>> START Records provided
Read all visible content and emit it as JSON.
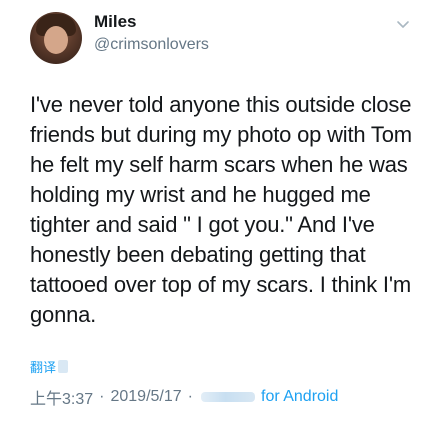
{
  "tweet": {
    "author_name": "Miles",
    "author_handle": "@crimsonlovers",
    "text": "I've never told anyone this outside close friends but during my photo op with Tom he felt my self harm scars when he was holding my wrist and he hugged me tighter and said \" I got you.\" And I've honestly been debating getting that tattooed over top of my scars. I think I'm gonna.",
    "translate_label": "翻译",
    "time": "上午3:37",
    "separator": "·",
    "date": "2019/5/17",
    "source": "for Android"
  },
  "icons": {
    "menu": "chevron-down-icon",
    "avatar": "avatar"
  },
  "colors": {
    "link": "#1da1f2",
    "secondary_text": "#657786",
    "primary_text": "#14171a"
  }
}
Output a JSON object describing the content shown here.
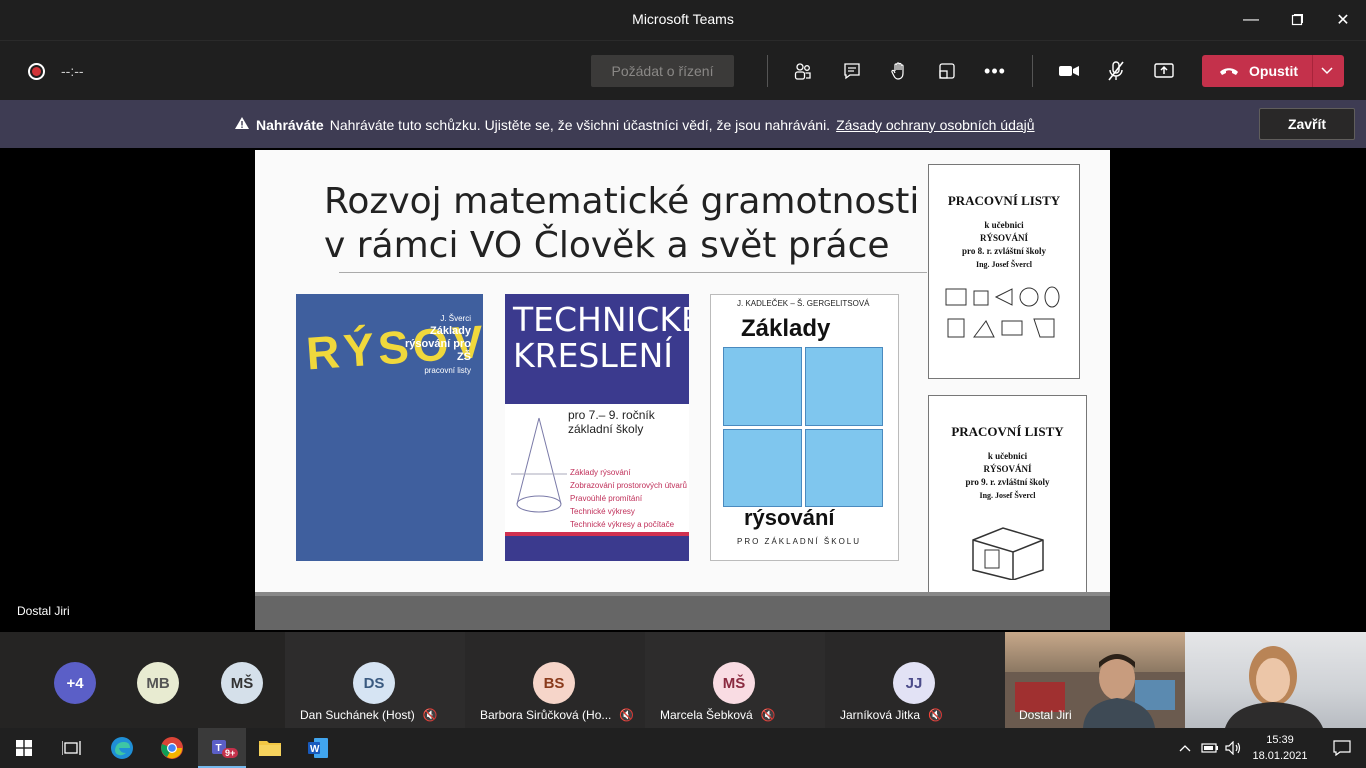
{
  "window": {
    "title": "Microsoft Teams"
  },
  "toolbar": {
    "timer": "--:--",
    "request_control": "Požádat o řízení",
    "leave_label": "Opustit"
  },
  "banner": {
    "bold": "Nahráváte",
    "message": "Nahráváte tuto schůzku. Ujistěte se, že všichni účastníci vědí, že jsou nahráváni.",
    "link": "Zásady ochrany osobních údajů",
    "close": "Zavřít"
  },
  "slide": {
    "title_line1": "Rozvoj matematické gramotnosti",
    "title_line2": "v rámci VO Člověk a svět práce",
    "book1": {
      "author": "J. Šverci",
      "title": "Základy rýsování pro ZŠ",
      "subtitle": "pracovní listy",
      "cover_word": "RÝSOVÁNÍ"
    },
    "book2": {
      "title": "TECHNICKÉ KRESLENÍ",
      "subtitle_line1": "pro 7.– 9. ročník",
      "subtitle_line2": "základní školy",
      "topics": [
        "Základy rýsování",
        "Zobrazování prostorových útvarů",
        "Pravoúhlé promítání",
        "Technické výkresy",
        "Technické výkresy a počítače"
      ]
    },
    "book3": {
      "authors": "J. KADLEČEK – Š. GERGELITSOVÁ",
      "title_top": "Základy",
      "title_bottom": "rýsování",
      "subtitle": "PRO ZÁKLADNÍ ŠKOLU"
    },
    "ws1": {
      "title": "PRACOVNÍ LISTY",
      "l1": "k učebnici",
      "l2": "RÝSOVÁNÍ",
      "l3": "pro 8. r. zvláštní školy",
      "l4": "Ing. Josef Švercl"
    },
    "ws2": {
      "title": "PRACOVNÍ LISTY",
      "l1": "k učebnici",
      "l2": "RÝSOVÁNÍ",
      "l3": "pro 9. r. zvláštní školy",
      "l4": "Ing. Josef Švercl"
    }
  },
  "presenter": {
    "name": "Dostal Jiri"
  },
  "participants": [
    {
      "initials": "+4",
      "name": ""
    },
    {
      "initials": "MB",
      "name": ""
    },
    {
      "initials": "MŠ",
      "name": ""
    },
    {
      "initials": "DS",
      "name": "Dan Suchánek (Host)"
    },
    {
      "initials": "BS",
      "name": "Barbora Sirůčková (Ho..."
    },
    {
      "initials": "MŠ",
      "name": "Marcela Šebková"
    },
    {
      "initials": "JJ",
      "name": "Jarníková Jitka"
    },
    {
      "initials": "",
      "name": "Dostal Jiri"
    }
  ],
  "colors": {
    "plus_avatar": "#5b5fc7",
    "mb_avatar": "#e8ebd1",
    "ms_avatar": "#d5e0ea",
    "ds_avatar": "#d6e4f3",
    "bs_avatar": "#f6d5c9",
    "ms2_avatar": "#f9dce3",
    "jj_avatar": "#e2e2f5",
    "leave": "#c4314b",
    "banner": "#3e3c53"
  },
  "taskbar": {
    "time": "15:39",
    "date": "18.01.2021",
    "teams_badge": "9+"
  }
}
>> END Records provided
- _Directive_
Return all lines of the material above in which the word "content" occurs.

- _Written reply_
Read all visible content and emit it as JSON.
Output a JSON object describing the content shown here.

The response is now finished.